→ **What is needed**
Which lines in the records below contain the word "участков"? Copy each of them.

········

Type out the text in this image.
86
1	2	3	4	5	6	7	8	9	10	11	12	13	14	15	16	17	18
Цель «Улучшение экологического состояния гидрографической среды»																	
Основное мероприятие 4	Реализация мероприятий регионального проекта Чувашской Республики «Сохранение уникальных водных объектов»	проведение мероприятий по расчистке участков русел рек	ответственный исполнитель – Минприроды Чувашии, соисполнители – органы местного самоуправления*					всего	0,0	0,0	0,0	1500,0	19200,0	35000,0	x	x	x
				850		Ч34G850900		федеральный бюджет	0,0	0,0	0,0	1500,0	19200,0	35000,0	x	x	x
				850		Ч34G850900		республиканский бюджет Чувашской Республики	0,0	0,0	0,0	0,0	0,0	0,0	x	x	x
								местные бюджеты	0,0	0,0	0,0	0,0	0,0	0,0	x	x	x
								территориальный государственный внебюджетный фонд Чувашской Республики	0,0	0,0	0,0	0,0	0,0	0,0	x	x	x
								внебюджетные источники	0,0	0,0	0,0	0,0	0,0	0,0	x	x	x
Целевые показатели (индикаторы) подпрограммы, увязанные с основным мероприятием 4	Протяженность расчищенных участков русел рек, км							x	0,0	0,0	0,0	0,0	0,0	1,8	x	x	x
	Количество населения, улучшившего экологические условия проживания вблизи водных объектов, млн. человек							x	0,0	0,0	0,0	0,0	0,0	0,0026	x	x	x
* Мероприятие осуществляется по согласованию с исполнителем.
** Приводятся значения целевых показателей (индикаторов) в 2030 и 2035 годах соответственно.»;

········

→ **Solution to the exercise**
Основное мероприятие 4	Реализация мероприятий регионального проекта Чувашской Республики «Сохранение уникальных водных объектов»	проведение мероприятий по расчистке участков русел рек	ответственный исполнитель – Минприроды Чувашии, соисполнители – органы местного самоуправления*					всего	0,0	0,0	0,0	1500,0	19200,0	35000,0	x	x	x
Целевые показатели (индикаторы) подпрограммы, увязанные с основным мероприятием 4	Протяженность расчищенных участков русел рек, км							x	0,0	0,0	0,0	0,0	0,0	1,8	x	x	x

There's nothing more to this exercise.